ЧТО ТРЕБУЕТСЯ
Замените во всех записях «Line Configuration» на «Line Settings» и приведите эти строки заново, ничего больше не меняя.

МАТЕРИАЛ ЗАДАНИЯ
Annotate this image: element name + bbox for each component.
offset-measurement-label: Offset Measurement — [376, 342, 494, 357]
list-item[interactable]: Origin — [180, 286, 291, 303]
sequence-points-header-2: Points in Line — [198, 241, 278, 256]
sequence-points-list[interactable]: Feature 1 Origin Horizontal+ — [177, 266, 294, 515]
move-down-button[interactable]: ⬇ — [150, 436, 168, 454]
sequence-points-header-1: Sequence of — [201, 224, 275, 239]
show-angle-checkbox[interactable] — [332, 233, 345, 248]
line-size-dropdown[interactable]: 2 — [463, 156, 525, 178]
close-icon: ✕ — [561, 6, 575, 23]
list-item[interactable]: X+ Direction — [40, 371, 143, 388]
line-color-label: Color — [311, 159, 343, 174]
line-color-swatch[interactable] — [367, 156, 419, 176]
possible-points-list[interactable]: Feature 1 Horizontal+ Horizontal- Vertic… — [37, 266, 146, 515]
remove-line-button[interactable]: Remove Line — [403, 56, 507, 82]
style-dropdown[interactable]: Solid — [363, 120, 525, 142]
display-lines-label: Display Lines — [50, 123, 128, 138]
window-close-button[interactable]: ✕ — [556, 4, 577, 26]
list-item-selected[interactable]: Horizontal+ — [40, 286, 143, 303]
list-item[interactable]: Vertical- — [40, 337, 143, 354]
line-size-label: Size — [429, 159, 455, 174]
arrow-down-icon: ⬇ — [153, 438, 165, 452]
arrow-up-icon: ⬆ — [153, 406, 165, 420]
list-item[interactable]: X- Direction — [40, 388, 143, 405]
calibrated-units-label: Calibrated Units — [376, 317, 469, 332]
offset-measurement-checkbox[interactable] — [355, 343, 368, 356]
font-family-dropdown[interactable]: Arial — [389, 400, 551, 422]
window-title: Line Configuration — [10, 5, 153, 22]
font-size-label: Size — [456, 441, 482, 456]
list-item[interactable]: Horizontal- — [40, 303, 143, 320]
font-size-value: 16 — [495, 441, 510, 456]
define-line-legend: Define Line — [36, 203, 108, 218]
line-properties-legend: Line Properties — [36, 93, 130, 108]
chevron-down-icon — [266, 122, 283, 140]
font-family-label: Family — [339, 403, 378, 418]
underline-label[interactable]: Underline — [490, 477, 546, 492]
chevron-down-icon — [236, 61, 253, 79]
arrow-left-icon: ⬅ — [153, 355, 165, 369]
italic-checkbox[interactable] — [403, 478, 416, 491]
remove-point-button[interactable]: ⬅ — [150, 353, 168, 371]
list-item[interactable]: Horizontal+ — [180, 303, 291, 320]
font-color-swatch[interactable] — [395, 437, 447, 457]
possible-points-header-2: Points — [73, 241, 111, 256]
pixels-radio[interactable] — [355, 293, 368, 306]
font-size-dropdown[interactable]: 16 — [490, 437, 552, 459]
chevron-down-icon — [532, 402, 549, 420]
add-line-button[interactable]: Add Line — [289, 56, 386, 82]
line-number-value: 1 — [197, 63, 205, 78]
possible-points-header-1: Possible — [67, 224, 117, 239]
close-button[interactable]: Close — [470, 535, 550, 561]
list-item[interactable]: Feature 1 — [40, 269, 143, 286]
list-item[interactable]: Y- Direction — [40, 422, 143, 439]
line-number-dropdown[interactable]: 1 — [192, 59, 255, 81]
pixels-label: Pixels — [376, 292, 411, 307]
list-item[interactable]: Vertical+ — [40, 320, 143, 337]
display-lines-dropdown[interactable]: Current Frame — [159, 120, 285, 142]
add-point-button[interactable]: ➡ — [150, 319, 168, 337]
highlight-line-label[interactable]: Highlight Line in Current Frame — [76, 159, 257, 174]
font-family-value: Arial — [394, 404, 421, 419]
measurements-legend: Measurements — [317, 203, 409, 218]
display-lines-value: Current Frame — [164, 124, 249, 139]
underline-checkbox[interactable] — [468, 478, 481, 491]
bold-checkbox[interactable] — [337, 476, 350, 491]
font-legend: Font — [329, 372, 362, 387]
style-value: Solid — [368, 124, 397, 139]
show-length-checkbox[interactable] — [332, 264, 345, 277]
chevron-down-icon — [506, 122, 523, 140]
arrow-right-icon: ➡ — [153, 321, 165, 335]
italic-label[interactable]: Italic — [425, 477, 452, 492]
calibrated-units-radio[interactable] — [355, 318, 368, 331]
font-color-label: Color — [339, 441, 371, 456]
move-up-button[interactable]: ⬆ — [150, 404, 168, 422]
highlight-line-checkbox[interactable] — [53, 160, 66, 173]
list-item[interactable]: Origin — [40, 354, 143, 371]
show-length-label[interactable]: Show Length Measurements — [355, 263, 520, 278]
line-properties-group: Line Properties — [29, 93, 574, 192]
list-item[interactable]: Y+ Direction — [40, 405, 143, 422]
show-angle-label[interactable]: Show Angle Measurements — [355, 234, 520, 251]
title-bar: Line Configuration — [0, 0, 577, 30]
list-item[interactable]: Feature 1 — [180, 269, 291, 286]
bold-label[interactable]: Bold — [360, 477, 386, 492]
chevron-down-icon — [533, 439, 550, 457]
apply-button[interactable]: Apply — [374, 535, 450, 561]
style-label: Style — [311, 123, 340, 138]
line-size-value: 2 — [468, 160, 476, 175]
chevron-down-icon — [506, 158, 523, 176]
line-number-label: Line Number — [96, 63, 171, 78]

ИТОГ ЗАДАНИЯ
Annotate this image: element name + bbox for each component.
offset-measurement-label: Offset Measurement — [376, 342, 494, 357]
list-item[interactable]: Origin — [180, 286, 291, 303]
sequence-points-header-2: Points in Line — [198, 241, 278, 256]
sequence-points-list[interactable]: Feature 1 Origin Horizontal+ — [177, 266, 294, 515]
move-down-button[interactable]: ⬇ — [150, 436, 168, 454]
sequence-points-header-1: Sequence of — [201, 224, 275, 239]
show-angle-checkbox[interactable] — [332, 233, 345, 248]
line-size-dropdown[interactable]: 2 — [463, 156, 525, 178]
close-icon: ✕ — [561, 6, 575, 23]
list-item[interactable]: X+ Direction — [40, 371, 143, 388]
line-color-label: Color — [311, 159, 343, 174]
line-color-swatch[interactable] — [367, 156, 419, 176]
possible-points-list[interactable]: Feature 1 Horizontal+ Horizontal- Vertic… — [37, 266, 146, 515]
remove-line-button[interactable]: Remove Line — [403, 56, 507, 82]
style-dropdown[interactable]: Solid — [363, 120, 525, 142]
display-lines-label: Display Lines — [50, 123, 128, 138]
window-close-button[interactable]: ✕ — [556, 4, 577, 26]
list-item-selected[interactable]: Horizontal+ — [40, 286, 143, 303]
list-item[interactable]: Vertical- — [40, 337, 143, 354]
line-size-label: Size — [429, 159, 455, 174]
arrow-down-icon: ⬇ — [153, 438, 165, 452]
arrow-up-icon: ⬆ — [153, 406, 165, 420]
list-item[interactable]: X- Direction — [40, 388, 143, 405]
calibrated-units-label: Calibrated Units — [376, 317, 469, 332]
offset-measurement-checkbox[interactable] — [355, 343, 368, 356]
font-family-dropdown[interactable]: Arial — [389, 400, 551, 422]
window-title: Line Settings — [10, 5, 153, 22]
font-size-label: Size — [456, 441, 482, 456]
list-item[interactable]: Horizontal- — [40, 303, 143, 320]
font-size-value: 16 — [495, 441, 510, 456]
define-line-legend: Define Line — [36, 203, 108, 218]
line-properties-legend: Line Properties — [36, 93, 130, 108]
chevron-down-icon — [266, 122, 283, 140]
font-family-label: Family — [339, 403, 378, 418]
underline-label[interactable]: Underline — [490, 477, 546, 492]
chevron-down-icon — [236, 61, 253, 79]
arrow-left-icon: ⬅ — [153, 355, 165, 369]
italic-checkbox[interactable] — [403, 478, 416, 491]
remove-point-button[interactable]: ⬅ — [150, 353, 168, 371]
list-item[interactable]: Horizontal+ — [180, 303, 291, 320]
font-color-swatch[interactable] — [395, 437, 447, 457]
possible-points-header-2: Points — [73, 241, 111, 256]
pixels-radio[interactable] — [355, 293, 368, 306]
font-size-dropdown[interactable]: 16 — [490, 437, 552, 459]
chevron-down-icon — [532, 402, 549, 420]
add-line-button[interactable]: Add Line — [289, 56, 386, 82]
line-number-value: 1 — [197, 63, 205, 78]
possible-points-header-1: Possible — [67, 224, 117, 239]
close-button[interactable]: Close — [470, 535, 550, 561]
list-item[interactable]: Feature 1 — [40, 269, 143, 286]
list-item[interactable]: Y- Direction — [40, 422, 143, 439]
line-number-dropdown[interactable]: 1 — [192, 59, 255, 81]
pixels-label: Pixels — [376, 292, 411, 307]
list-item[interactable]: Vertical+ — [40, 320, 143, 337]
display-lines-dropdown[interactable]: Current Frame — [159, 120, 285, 142]
add-point-button[interactable]: ➡ — [150, 319, 168, 337]
highlight-line-label[interactable]: Highlight Line in Current Frame — [76, 159, 257, 174]
font-family-value: Arial — [394, 404, 421, 419]
measurements-legend: Measurements — [317, 203, 409, 218]
display-lines-value: Current Frame — [164, 124, 249, 139]
underline-checkbox[interactable] — [468, 478, 481, 491]
bold-checkbox[interactable] — [337, 476, 350, 491]
font-legend: Font — [329, 372, 362, 387]
style-value: Solid — [368, 124, 397, 139]
show-length-checkbox[interactable] — [332, 264, 345, 277]
chevron-down-icon — [506, 122, 523, 140]
arrow-right-icon: ➡ — [153, 321, 165, 335]
italic-label[interactable]: Italic — [425, 477, 452, 492]
calibrated-units-radio[interactable] — [355, 318, 368, 331]
font-color-label: Color — [339, 441, 371, 456]
move-up-button[interactable]: ⬆ — [150, 404, 168, 422]
highlight-line-checkbox[interactable] — [53, 160, 66, 173]
list-item[interactable]: Origin — [40, 354, 143, 371]
show-length-label[interactable]: Show Length Measurements — [355, 263, 520, 278]
line-properties-group: Line Properties — [29, 93, 574, 192]
list-item[interactable]: Y+ Direction — [40, 405, 143, 422]
show-angle-label[interactable]: Show Angle Measurements — [355, 234, 520, 251]
title-bar: Line Settings — [0, 0, 577, 30]
list-item[interactable]: Feature 1 — [180, 269, 291, 286]
bold-label[interactable]: Bold — [360, 477, 386, 492]
chevron-down-icon — [533, 439, 550, 457]
apply-button[interactable]: Apply — [374, 535, 450, 561]
style-label: Style — [311, 123, 340, 138]
line-size-value: 2 — [468, 160, 476, 175]
chevron-down-icon — [506, 158, 523, 176]
line-number-label: Line Number — [96, 63, 171, 78]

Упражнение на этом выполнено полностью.